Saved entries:
+++++
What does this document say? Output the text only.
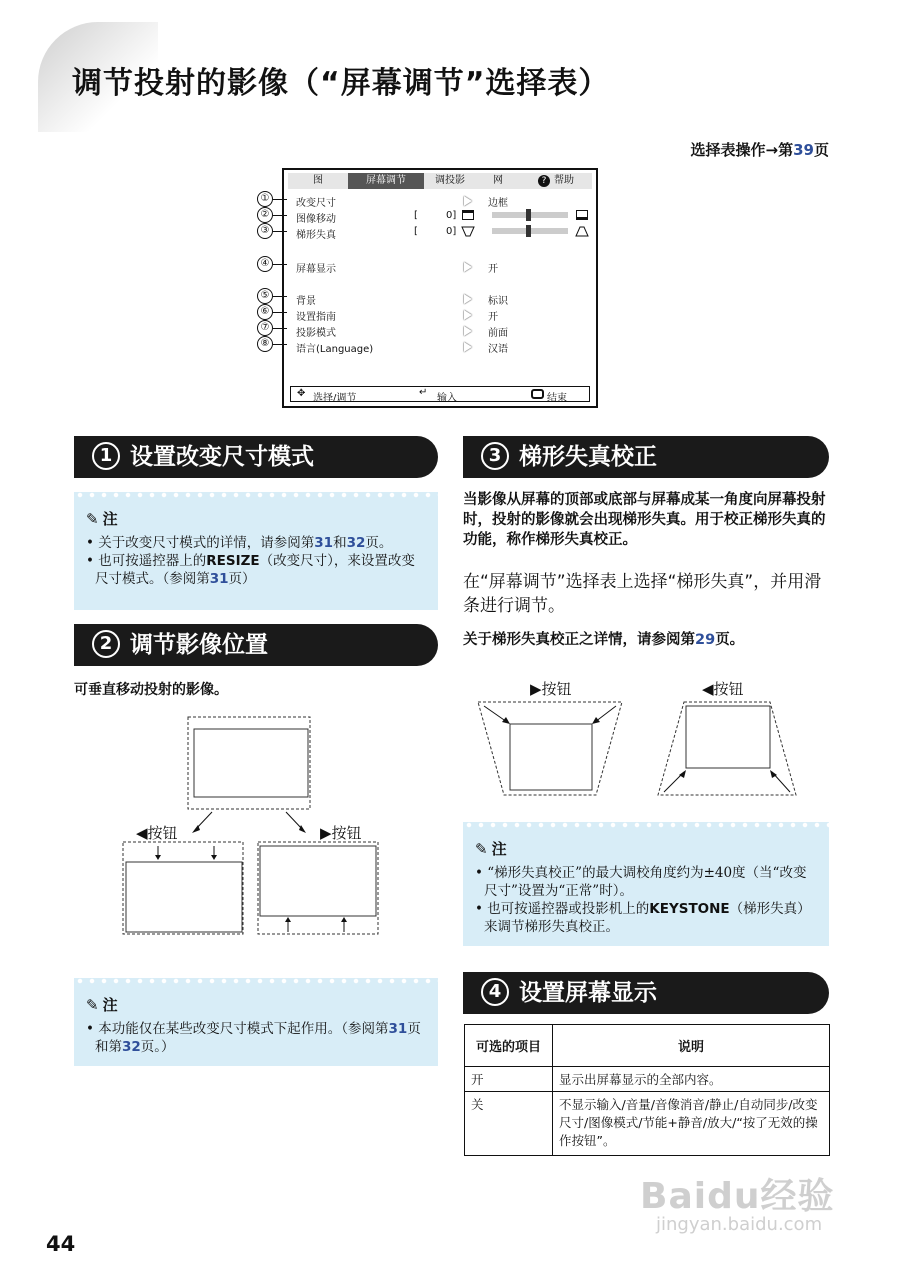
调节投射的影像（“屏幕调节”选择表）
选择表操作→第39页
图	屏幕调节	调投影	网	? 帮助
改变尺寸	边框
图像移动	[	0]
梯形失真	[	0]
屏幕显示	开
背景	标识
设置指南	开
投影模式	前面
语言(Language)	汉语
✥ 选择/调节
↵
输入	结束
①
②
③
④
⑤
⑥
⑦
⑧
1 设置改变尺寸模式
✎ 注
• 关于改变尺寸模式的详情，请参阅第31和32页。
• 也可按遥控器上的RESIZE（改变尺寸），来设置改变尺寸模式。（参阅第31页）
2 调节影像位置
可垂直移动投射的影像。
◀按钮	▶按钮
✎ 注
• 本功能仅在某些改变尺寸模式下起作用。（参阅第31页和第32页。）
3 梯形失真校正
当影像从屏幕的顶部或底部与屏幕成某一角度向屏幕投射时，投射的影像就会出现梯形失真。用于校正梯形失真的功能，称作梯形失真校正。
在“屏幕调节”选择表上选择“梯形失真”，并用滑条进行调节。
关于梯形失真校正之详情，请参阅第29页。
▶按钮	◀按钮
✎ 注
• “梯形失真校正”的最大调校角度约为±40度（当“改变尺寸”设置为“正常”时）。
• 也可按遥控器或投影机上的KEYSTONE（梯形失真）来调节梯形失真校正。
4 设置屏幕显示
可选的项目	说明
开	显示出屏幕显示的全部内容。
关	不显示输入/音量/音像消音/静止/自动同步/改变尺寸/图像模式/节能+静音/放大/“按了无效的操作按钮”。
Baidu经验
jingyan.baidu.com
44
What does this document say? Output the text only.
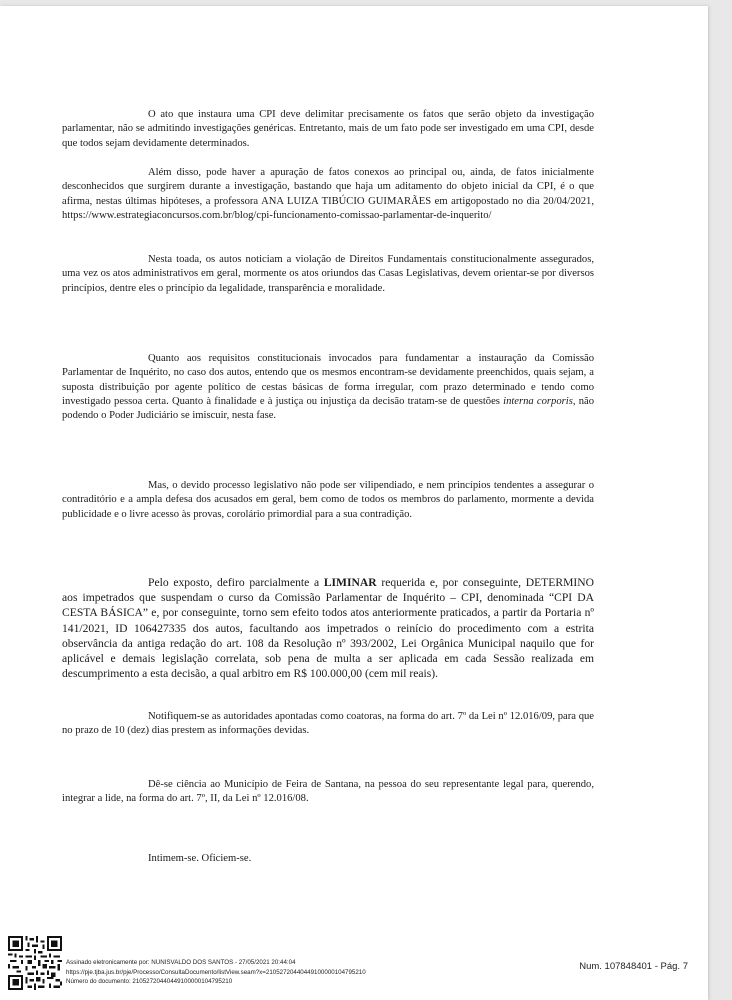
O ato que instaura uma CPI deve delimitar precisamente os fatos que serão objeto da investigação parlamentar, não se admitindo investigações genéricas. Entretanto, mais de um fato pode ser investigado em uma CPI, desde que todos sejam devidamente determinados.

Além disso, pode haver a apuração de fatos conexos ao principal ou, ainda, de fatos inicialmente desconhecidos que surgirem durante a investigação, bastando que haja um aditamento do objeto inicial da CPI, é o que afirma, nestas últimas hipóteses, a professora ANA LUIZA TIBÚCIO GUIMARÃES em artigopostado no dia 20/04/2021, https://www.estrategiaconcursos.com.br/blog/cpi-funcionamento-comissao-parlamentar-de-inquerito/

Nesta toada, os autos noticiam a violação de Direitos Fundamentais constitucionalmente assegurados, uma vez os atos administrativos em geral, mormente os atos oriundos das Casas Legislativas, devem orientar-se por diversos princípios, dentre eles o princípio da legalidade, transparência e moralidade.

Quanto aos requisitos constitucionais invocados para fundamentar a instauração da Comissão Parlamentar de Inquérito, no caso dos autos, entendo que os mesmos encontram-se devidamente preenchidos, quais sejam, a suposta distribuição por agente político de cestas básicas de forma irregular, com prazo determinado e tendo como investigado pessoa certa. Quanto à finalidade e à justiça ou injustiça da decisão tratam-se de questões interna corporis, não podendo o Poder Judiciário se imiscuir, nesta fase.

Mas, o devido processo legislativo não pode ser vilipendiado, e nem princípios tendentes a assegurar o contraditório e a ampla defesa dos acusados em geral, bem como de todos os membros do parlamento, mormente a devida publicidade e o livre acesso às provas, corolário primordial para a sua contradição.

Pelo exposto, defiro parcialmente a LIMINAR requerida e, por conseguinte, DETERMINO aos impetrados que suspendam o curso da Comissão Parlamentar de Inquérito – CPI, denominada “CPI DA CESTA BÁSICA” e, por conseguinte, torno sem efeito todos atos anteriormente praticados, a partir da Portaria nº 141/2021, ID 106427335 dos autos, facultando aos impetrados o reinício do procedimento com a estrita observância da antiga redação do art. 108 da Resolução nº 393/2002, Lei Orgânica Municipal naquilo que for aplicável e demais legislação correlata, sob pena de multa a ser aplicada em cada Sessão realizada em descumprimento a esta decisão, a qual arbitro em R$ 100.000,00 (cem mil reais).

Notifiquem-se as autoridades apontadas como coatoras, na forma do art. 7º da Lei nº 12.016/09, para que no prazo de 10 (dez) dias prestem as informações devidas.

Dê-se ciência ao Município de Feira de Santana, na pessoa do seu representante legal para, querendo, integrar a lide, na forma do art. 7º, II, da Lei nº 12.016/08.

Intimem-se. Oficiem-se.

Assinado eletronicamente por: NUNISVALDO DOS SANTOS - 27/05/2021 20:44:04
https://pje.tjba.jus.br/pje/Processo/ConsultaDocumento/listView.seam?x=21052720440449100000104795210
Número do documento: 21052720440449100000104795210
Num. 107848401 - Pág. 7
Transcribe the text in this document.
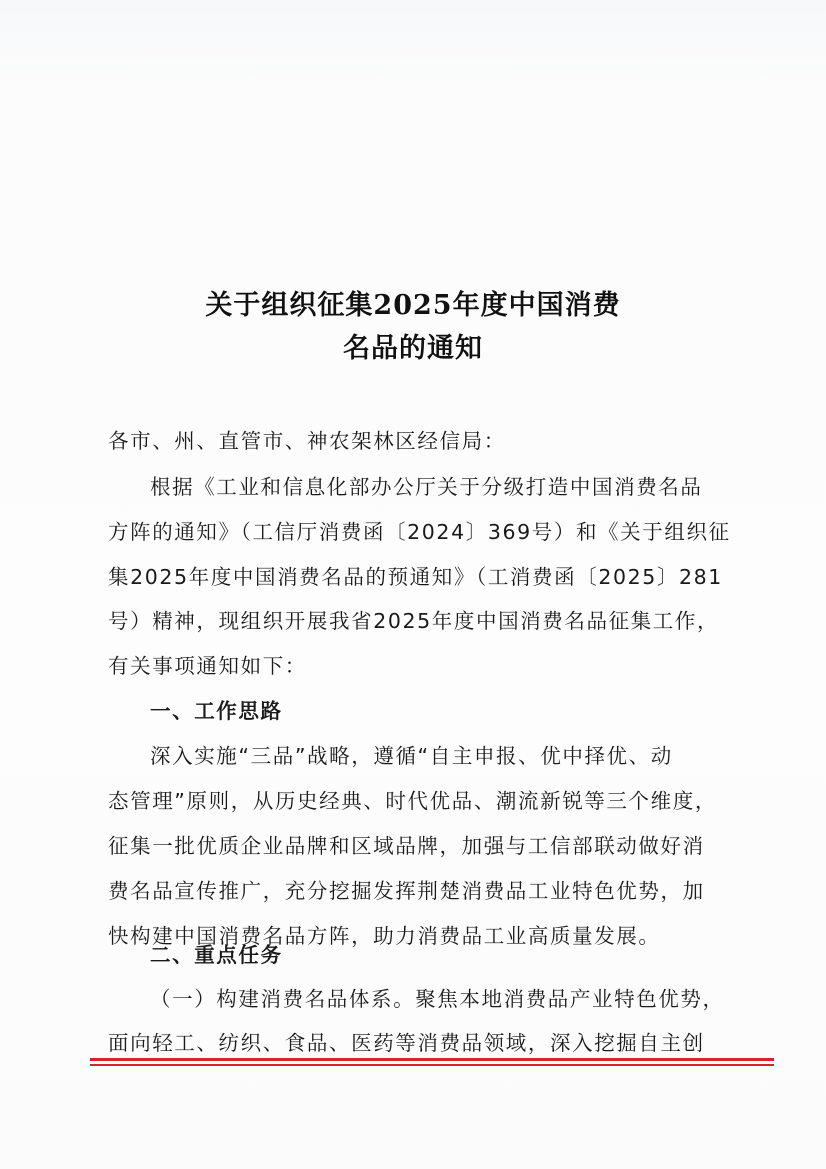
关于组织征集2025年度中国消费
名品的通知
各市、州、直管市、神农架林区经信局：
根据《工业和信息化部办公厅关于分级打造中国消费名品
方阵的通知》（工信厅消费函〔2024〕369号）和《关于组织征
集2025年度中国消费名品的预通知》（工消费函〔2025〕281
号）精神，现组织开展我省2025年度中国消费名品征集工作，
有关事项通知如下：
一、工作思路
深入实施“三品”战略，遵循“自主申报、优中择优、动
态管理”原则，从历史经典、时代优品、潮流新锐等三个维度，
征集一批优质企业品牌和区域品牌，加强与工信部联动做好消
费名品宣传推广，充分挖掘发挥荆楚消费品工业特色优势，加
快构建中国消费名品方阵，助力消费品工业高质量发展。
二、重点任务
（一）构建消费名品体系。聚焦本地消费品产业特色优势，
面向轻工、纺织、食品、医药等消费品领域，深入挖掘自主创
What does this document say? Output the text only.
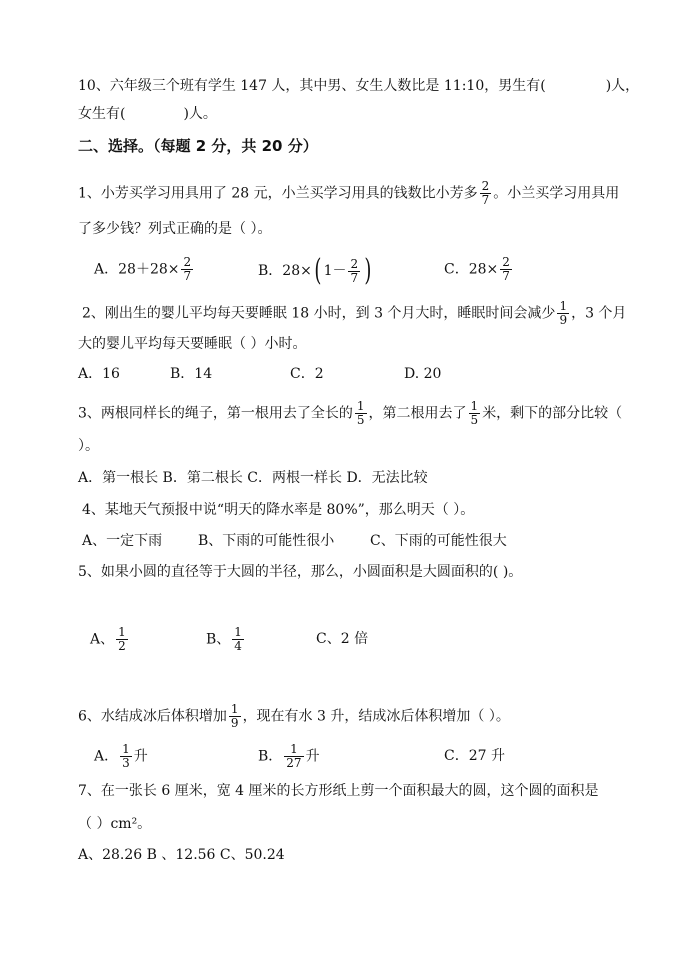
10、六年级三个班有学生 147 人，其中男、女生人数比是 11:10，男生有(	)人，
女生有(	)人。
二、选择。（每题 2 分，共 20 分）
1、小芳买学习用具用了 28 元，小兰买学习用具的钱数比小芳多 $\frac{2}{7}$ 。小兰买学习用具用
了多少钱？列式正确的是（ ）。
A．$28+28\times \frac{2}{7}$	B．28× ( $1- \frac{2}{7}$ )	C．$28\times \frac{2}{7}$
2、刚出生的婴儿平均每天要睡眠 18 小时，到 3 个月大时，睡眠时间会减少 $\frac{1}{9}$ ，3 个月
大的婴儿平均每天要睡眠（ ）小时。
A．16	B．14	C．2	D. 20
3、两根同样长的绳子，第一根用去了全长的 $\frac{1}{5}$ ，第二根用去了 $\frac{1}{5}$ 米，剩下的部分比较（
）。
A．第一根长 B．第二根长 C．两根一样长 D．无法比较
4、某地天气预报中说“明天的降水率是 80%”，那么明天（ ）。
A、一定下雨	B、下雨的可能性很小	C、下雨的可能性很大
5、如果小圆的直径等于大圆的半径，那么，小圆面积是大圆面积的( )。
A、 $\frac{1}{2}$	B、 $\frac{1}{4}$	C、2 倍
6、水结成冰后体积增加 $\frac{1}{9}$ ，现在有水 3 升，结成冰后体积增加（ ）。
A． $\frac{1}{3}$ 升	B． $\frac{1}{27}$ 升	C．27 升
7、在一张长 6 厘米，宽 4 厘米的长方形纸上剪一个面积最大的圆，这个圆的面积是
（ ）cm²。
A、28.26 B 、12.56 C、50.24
+++++
Return nothing except the number of lines that include the string "屏幕调节".

3